BEGIN

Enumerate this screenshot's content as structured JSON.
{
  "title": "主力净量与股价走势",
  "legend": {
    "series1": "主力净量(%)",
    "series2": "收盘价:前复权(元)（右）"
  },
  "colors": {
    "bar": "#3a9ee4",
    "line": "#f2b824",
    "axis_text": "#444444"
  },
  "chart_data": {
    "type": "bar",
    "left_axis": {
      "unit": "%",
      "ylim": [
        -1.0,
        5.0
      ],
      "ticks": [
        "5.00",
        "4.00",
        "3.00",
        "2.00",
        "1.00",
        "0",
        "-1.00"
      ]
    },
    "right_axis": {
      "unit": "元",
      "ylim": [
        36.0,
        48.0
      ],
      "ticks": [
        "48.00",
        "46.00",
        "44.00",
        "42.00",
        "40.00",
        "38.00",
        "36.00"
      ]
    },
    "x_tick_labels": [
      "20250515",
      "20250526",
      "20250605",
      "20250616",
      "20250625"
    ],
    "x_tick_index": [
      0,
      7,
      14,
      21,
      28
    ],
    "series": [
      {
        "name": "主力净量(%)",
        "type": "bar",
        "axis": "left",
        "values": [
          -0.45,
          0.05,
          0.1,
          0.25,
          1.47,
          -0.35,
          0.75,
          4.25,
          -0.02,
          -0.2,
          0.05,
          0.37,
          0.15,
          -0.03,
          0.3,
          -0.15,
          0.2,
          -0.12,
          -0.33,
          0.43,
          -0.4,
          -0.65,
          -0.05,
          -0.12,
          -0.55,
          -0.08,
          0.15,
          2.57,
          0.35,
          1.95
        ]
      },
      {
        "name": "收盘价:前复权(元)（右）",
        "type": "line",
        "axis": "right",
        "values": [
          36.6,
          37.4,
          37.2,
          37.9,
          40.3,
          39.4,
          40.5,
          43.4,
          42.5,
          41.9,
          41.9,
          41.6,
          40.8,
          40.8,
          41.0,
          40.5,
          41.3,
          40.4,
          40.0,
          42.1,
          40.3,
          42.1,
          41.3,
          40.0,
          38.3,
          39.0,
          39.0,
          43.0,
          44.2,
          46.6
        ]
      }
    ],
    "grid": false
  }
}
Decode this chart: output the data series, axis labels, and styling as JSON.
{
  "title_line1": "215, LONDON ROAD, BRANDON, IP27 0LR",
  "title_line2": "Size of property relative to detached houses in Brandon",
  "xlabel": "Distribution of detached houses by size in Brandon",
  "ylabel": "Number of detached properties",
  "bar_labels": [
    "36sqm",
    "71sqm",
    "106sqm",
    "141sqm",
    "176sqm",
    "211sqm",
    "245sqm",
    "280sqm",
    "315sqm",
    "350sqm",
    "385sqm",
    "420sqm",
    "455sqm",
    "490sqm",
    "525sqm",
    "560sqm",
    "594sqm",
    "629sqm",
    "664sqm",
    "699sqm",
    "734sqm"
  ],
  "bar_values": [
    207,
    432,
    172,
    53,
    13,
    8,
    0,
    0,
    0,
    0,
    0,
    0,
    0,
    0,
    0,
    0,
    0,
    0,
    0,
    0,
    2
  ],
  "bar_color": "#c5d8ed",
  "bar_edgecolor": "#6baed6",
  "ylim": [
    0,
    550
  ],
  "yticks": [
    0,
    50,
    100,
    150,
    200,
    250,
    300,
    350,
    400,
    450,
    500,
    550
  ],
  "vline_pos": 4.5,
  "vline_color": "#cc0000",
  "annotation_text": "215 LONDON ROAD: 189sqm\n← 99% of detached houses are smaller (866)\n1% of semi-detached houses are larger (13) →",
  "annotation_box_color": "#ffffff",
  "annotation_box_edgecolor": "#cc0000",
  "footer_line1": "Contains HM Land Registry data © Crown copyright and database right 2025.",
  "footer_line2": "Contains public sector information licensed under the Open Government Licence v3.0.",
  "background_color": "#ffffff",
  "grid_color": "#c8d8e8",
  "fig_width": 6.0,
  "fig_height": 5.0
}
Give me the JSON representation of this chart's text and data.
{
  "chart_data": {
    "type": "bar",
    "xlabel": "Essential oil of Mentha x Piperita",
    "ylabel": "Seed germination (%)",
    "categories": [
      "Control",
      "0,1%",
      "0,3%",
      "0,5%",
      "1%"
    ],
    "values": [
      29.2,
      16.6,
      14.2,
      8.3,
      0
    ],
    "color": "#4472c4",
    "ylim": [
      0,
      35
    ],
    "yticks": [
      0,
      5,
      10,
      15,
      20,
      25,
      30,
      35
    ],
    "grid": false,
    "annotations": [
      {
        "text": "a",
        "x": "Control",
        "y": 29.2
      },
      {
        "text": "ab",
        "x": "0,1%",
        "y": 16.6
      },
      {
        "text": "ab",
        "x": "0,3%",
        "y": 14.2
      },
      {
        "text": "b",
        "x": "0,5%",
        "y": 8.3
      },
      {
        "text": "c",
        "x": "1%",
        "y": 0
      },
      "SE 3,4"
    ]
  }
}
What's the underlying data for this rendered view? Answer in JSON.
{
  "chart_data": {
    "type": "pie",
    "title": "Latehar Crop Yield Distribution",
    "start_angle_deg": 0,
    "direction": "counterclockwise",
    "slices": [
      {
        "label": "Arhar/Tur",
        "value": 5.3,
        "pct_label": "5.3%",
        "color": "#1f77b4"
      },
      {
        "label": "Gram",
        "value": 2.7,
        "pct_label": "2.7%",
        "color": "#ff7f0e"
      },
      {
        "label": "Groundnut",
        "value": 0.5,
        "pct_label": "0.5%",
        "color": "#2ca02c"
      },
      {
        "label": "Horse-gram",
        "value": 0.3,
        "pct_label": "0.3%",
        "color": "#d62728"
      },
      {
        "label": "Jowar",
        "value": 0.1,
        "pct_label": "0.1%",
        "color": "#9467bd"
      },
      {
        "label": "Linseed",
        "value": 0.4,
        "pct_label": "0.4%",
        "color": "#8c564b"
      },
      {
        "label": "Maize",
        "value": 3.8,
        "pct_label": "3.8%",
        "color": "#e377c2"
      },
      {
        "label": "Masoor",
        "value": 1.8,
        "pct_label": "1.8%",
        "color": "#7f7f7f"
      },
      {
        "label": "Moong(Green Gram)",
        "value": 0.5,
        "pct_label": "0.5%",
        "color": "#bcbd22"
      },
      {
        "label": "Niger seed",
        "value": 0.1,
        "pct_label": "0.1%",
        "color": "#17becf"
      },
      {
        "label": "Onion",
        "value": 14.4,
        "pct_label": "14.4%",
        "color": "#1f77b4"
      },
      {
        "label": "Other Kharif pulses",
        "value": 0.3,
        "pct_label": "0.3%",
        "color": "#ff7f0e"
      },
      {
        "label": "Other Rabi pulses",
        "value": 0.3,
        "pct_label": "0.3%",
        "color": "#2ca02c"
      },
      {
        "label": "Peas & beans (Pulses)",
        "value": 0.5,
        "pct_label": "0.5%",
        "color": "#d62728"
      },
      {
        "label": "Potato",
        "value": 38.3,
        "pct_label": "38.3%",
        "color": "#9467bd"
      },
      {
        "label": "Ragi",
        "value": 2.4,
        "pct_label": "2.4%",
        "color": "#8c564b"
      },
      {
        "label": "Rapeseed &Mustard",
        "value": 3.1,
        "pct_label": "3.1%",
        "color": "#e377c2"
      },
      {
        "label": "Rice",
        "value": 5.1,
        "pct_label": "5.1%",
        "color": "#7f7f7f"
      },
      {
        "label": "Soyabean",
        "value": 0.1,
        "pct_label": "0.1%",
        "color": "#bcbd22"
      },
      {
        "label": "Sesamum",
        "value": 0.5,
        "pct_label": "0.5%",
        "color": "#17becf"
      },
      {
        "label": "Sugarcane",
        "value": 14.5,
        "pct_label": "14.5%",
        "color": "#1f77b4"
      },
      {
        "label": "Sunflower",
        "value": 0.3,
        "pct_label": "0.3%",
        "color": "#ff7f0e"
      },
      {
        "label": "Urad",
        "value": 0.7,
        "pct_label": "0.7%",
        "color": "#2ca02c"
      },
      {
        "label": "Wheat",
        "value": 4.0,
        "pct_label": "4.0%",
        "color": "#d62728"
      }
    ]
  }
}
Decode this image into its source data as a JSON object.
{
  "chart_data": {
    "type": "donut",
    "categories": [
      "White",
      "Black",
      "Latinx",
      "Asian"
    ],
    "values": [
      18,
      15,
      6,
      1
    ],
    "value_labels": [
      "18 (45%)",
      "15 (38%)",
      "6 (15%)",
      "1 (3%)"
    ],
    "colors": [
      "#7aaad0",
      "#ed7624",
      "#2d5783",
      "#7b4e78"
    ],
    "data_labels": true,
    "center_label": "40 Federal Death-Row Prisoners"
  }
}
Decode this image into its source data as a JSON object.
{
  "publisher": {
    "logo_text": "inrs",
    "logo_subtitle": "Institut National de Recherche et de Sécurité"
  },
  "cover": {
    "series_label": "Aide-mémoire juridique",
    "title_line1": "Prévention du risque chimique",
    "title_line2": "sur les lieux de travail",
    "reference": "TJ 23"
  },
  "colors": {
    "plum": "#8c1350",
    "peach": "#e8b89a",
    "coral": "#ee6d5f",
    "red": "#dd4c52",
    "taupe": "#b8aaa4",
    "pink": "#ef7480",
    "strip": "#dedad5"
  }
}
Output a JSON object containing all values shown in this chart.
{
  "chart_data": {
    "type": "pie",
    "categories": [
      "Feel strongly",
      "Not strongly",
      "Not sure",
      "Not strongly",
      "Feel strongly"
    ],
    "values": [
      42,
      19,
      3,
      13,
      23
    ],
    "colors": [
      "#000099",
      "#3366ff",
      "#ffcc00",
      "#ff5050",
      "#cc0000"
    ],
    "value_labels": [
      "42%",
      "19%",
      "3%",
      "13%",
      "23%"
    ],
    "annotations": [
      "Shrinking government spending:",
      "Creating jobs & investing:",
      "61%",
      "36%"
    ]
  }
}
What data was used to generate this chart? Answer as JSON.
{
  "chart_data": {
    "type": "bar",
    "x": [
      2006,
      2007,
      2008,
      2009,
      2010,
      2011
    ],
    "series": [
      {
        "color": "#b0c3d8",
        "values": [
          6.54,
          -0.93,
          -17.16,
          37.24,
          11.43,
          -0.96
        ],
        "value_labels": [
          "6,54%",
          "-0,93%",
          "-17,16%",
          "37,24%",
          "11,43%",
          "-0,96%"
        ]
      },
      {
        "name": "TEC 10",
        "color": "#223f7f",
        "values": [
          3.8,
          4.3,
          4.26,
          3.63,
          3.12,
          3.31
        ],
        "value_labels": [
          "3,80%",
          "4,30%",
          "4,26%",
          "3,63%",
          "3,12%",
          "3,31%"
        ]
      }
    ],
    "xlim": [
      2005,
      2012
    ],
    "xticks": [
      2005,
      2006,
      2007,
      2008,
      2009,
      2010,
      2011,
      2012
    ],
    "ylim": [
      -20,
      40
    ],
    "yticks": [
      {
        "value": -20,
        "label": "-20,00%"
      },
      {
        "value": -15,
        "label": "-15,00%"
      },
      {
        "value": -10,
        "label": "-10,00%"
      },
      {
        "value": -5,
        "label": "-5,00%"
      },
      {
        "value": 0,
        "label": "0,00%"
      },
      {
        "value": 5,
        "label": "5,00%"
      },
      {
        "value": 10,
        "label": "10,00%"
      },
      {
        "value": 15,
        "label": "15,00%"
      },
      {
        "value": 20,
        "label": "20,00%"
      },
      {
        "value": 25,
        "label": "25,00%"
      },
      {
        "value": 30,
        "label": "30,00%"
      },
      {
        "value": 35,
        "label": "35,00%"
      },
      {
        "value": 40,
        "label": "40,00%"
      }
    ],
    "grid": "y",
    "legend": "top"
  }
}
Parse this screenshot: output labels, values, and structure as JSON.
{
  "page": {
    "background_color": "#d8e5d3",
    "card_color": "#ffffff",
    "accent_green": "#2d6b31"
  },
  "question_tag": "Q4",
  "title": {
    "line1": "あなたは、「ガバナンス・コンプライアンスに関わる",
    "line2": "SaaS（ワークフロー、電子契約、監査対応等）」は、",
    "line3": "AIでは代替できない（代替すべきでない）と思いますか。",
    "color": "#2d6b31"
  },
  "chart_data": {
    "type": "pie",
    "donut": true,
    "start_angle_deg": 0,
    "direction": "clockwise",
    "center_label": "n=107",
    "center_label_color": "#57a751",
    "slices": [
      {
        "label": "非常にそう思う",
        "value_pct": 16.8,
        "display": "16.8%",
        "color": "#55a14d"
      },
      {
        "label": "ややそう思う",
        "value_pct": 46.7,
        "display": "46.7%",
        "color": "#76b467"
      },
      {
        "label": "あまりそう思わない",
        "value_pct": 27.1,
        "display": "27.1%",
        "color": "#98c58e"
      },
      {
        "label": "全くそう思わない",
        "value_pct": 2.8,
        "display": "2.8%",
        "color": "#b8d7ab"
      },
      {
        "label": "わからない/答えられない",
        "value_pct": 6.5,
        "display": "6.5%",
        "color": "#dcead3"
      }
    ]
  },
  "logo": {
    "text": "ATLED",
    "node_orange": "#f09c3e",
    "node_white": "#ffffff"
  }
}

END

- _GIVEN PROBLEM_
Gather all lines from the records above in which "ffffff" appears.

- _OUTPUT FOR THIS TASK_
  "annotation_box_color": "#ffffff",
  "background_color": "#ffffff",
    "card_color": "#ffffff",
    "node_white": "#ffffff"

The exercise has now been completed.